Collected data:
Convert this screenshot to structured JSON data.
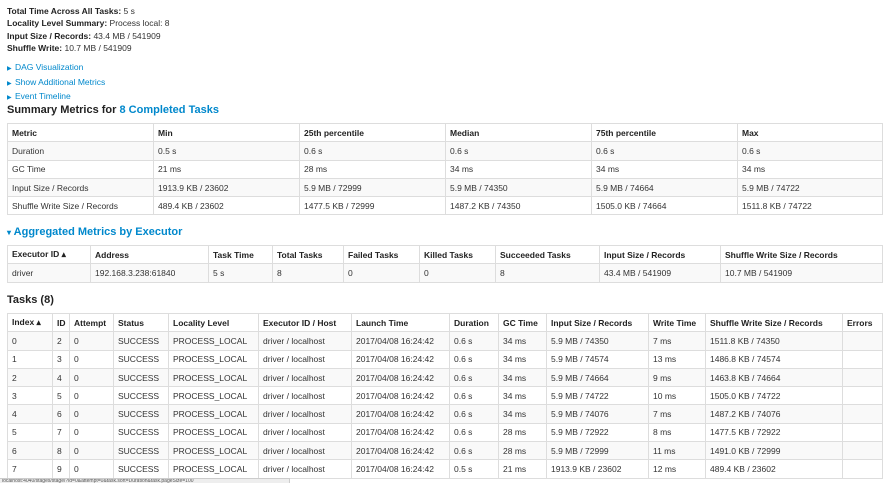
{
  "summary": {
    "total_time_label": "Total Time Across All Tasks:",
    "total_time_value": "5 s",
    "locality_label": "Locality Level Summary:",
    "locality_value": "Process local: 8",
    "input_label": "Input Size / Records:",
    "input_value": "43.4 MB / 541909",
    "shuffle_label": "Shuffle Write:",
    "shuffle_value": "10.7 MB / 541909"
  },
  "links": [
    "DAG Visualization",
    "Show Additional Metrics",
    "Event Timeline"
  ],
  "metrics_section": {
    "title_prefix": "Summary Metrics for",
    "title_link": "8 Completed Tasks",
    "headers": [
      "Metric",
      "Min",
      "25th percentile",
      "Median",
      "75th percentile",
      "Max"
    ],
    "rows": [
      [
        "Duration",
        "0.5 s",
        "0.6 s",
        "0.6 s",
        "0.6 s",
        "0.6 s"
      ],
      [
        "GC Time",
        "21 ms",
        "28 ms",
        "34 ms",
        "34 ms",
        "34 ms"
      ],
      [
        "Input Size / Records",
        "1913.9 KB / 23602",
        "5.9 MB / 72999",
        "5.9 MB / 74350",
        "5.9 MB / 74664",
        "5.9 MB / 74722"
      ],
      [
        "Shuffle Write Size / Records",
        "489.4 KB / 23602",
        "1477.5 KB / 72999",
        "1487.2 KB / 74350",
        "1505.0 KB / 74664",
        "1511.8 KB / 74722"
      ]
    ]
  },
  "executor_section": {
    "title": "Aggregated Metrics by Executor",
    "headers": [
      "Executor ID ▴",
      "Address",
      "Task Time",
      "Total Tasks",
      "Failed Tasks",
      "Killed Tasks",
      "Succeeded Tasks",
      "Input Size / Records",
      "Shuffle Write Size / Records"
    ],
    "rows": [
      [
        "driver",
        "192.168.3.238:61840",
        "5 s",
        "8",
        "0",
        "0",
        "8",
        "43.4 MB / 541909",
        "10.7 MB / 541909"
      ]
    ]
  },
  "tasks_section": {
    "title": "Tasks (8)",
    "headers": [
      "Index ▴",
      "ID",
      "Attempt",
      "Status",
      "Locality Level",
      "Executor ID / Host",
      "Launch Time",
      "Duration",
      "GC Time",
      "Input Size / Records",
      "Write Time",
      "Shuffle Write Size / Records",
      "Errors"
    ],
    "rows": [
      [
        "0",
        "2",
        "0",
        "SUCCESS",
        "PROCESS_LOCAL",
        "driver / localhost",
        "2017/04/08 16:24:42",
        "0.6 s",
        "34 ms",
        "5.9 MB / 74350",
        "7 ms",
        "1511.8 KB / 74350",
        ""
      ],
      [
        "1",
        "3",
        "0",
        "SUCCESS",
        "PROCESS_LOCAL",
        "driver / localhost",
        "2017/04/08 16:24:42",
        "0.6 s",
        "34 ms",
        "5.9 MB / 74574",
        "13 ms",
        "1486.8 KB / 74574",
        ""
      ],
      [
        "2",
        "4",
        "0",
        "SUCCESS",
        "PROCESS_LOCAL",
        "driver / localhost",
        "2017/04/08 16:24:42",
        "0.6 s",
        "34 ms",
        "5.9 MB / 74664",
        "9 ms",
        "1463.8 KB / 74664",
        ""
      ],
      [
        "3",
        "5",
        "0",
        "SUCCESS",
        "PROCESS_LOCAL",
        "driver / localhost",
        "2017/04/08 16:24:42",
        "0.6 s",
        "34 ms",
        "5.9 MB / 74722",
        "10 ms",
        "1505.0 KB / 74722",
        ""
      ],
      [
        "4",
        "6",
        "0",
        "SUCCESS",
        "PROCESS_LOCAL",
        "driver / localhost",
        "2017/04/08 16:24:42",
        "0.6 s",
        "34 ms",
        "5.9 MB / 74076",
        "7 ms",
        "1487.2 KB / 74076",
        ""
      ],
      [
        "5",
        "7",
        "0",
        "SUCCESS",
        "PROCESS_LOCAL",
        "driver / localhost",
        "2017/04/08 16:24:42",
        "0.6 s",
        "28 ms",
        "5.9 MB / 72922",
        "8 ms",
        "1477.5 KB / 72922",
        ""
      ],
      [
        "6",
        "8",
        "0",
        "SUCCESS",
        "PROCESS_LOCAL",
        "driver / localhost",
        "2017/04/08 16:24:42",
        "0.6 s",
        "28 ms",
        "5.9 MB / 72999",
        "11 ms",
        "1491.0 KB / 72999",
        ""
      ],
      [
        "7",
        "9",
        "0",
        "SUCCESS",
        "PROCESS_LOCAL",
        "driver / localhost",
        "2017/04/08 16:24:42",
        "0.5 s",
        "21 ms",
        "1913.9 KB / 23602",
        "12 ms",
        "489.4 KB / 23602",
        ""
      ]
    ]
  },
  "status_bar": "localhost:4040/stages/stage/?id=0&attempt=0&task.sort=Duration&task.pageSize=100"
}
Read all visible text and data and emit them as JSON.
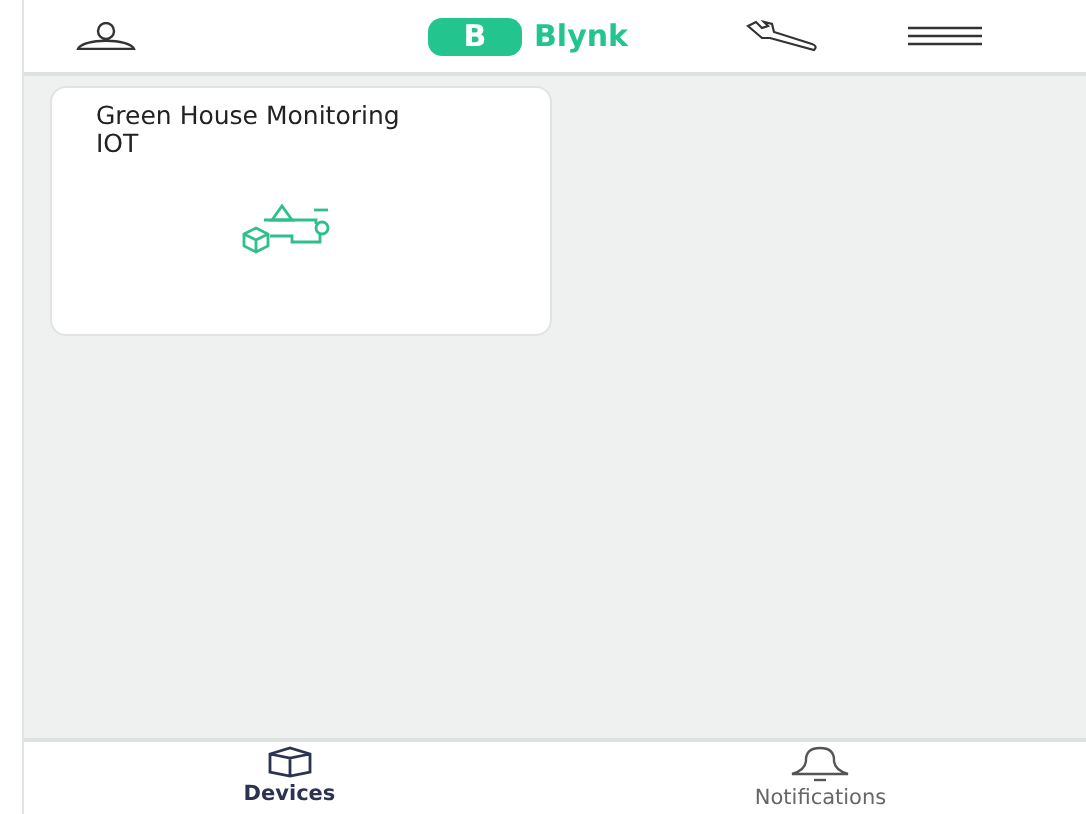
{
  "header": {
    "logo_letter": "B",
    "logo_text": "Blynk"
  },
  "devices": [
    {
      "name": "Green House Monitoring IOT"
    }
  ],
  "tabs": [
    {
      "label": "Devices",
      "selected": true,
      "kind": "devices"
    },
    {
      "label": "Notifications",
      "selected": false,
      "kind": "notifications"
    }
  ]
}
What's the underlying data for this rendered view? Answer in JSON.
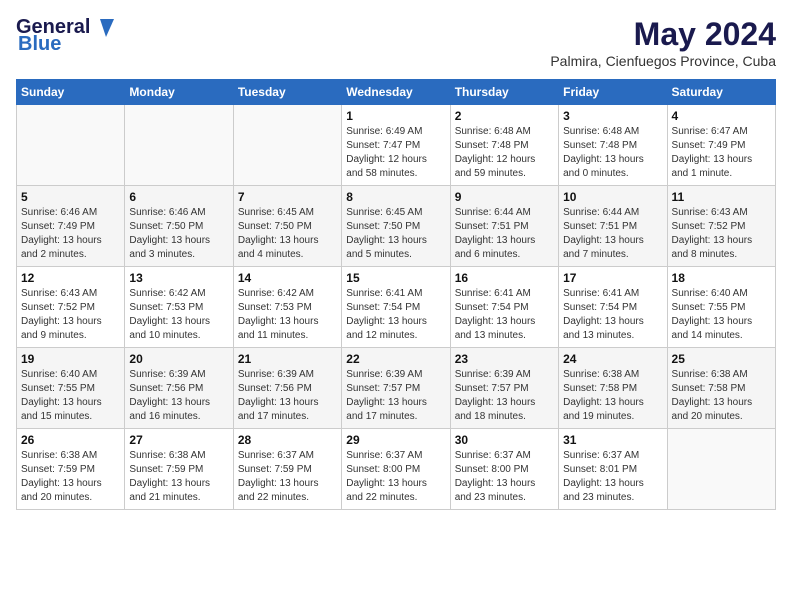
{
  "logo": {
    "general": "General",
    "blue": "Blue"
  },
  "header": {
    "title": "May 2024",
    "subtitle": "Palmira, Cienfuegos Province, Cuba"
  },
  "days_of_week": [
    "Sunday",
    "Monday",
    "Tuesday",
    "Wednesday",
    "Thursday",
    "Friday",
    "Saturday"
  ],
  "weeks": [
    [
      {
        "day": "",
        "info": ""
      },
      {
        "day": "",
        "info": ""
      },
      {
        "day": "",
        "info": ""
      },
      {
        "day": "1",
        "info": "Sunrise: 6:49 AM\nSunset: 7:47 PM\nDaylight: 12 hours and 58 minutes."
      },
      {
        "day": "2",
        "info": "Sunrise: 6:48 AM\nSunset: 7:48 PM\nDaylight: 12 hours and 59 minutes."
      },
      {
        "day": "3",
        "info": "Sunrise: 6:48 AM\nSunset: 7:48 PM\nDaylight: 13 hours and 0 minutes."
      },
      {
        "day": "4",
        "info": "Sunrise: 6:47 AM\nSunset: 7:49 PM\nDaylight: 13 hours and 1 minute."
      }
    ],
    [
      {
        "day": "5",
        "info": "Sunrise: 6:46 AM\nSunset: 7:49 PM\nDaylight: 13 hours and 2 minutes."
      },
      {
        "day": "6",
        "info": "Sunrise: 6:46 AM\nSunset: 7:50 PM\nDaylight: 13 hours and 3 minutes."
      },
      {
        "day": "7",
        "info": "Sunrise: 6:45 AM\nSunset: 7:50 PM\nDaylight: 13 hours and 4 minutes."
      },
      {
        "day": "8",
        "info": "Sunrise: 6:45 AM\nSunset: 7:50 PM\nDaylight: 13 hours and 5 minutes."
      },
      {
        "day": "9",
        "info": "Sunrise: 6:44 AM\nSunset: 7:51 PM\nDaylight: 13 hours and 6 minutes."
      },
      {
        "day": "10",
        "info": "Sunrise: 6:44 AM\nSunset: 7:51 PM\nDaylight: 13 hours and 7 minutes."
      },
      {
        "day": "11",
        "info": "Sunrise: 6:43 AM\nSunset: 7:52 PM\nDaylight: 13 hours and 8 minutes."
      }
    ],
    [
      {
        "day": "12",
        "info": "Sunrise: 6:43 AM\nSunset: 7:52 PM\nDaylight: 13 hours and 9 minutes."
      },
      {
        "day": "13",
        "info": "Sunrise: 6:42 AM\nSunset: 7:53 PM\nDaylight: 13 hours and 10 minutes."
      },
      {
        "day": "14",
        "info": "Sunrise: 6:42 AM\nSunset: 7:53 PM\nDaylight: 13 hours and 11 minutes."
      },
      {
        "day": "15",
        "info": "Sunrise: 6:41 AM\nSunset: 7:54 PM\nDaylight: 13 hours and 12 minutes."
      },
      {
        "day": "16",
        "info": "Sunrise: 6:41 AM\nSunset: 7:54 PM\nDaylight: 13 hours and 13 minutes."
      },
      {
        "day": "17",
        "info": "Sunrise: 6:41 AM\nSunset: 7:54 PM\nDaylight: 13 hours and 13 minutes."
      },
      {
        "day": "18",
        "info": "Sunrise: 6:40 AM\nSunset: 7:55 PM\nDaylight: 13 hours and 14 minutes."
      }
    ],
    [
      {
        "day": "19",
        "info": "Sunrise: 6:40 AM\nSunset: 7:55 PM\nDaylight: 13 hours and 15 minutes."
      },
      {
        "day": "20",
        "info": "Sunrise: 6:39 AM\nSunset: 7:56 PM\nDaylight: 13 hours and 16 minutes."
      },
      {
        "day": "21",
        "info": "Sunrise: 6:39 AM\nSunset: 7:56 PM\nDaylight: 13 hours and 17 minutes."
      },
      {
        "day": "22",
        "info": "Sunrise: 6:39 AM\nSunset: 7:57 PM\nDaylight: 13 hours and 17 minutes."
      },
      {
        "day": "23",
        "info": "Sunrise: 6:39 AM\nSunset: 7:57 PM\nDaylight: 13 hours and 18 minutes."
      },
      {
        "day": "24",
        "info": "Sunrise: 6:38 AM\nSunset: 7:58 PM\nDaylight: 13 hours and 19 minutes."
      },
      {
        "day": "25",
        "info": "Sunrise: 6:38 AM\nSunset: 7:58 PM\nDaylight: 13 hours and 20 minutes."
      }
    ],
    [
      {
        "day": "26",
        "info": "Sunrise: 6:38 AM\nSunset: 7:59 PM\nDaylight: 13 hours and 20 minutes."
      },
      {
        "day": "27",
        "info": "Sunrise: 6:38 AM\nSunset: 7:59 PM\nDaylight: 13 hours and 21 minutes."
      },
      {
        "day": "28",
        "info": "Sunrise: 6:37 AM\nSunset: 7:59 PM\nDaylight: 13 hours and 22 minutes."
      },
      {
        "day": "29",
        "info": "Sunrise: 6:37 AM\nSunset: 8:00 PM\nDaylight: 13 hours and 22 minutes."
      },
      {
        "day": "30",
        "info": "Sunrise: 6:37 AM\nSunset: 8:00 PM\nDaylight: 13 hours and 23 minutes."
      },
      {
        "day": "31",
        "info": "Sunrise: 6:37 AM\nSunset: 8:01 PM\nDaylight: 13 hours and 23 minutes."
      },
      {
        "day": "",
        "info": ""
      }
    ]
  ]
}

Your objective: Please list every line of the records that contains "Level".

Exercise solution:
    "locality_label": "Locality Level Summary:",
      "Locality Level",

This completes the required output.